EXERCISE GOAL
Some lines of these records may hold the word "CIRCLE"; state how many, using only the number.

(Raw records)
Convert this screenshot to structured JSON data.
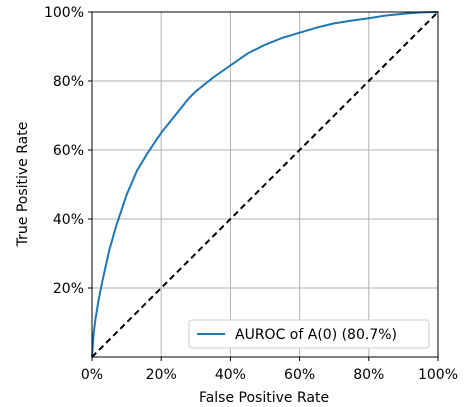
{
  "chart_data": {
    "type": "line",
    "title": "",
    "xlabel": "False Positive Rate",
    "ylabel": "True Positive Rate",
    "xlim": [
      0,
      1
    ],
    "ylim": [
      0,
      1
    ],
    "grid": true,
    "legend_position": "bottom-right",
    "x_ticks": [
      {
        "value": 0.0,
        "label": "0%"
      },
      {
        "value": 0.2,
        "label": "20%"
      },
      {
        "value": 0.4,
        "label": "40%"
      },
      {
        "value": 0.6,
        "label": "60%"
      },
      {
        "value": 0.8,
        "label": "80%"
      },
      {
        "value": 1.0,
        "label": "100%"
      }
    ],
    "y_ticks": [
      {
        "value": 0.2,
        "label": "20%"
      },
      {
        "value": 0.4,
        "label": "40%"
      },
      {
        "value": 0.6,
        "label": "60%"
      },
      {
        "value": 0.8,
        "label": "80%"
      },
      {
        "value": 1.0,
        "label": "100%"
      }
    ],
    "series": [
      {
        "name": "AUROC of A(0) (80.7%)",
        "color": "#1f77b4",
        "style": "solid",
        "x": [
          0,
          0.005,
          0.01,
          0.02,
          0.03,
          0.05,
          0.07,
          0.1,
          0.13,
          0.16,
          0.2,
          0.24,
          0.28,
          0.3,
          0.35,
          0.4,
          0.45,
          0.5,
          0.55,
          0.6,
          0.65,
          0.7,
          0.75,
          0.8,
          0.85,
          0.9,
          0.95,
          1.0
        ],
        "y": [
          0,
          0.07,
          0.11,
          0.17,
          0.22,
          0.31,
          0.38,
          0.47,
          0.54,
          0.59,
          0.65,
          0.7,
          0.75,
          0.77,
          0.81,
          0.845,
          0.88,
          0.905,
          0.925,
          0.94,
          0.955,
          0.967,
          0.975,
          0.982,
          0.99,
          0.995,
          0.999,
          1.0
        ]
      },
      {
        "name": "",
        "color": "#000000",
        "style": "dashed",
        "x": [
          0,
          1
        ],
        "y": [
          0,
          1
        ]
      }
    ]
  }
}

---

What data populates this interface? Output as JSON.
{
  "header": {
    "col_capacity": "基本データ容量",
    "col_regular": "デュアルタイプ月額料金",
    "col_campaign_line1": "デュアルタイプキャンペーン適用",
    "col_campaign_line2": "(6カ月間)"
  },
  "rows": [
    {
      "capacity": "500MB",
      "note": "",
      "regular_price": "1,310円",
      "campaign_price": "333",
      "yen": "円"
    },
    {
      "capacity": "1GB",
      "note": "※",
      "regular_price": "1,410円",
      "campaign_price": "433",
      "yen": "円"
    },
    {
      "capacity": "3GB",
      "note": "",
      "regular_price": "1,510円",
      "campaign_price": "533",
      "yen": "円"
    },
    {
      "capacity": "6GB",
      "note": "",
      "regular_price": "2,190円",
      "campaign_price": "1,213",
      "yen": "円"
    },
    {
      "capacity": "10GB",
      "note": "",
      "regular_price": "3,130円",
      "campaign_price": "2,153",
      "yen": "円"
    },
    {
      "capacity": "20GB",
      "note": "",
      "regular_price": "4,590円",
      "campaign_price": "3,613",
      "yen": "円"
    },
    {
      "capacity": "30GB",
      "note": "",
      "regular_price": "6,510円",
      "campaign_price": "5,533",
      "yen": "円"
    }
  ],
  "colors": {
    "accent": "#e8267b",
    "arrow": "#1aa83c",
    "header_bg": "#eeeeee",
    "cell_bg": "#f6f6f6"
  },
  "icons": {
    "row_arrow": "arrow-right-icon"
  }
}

==

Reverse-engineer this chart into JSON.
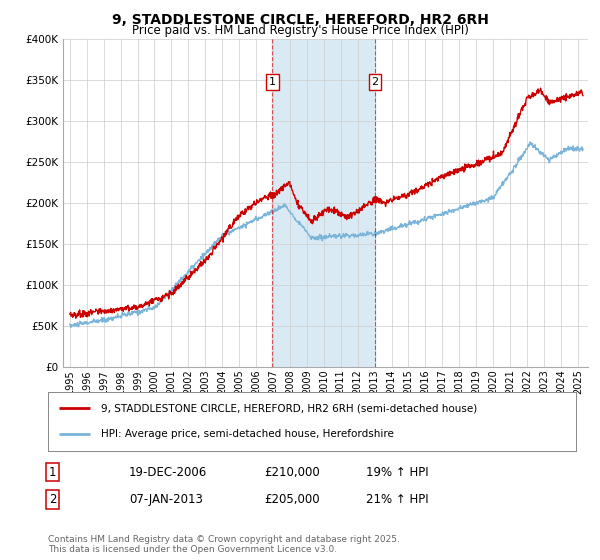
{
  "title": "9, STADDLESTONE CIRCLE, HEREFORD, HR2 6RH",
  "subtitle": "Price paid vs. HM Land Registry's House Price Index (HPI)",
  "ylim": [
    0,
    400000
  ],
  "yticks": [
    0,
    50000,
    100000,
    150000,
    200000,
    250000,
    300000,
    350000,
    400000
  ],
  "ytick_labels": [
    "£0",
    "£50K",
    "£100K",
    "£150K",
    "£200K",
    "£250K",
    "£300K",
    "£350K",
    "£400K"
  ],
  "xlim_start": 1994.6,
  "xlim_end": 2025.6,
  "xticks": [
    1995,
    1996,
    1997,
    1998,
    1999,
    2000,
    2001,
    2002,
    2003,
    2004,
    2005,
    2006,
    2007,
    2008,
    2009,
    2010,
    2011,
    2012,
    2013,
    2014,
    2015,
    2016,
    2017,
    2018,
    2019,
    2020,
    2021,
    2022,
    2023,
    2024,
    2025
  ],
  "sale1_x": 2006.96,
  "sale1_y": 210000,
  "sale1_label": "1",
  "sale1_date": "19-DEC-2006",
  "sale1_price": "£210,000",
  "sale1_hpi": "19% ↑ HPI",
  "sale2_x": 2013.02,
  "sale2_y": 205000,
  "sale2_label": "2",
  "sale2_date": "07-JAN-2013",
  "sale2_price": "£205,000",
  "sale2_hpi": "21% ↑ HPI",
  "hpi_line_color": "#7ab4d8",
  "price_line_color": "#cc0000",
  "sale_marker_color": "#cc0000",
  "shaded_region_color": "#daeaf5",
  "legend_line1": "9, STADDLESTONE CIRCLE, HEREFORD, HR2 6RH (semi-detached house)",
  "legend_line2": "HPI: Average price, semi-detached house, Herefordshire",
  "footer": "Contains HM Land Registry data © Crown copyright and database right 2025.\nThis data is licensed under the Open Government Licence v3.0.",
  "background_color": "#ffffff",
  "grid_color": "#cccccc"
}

FULL SOLUTION
2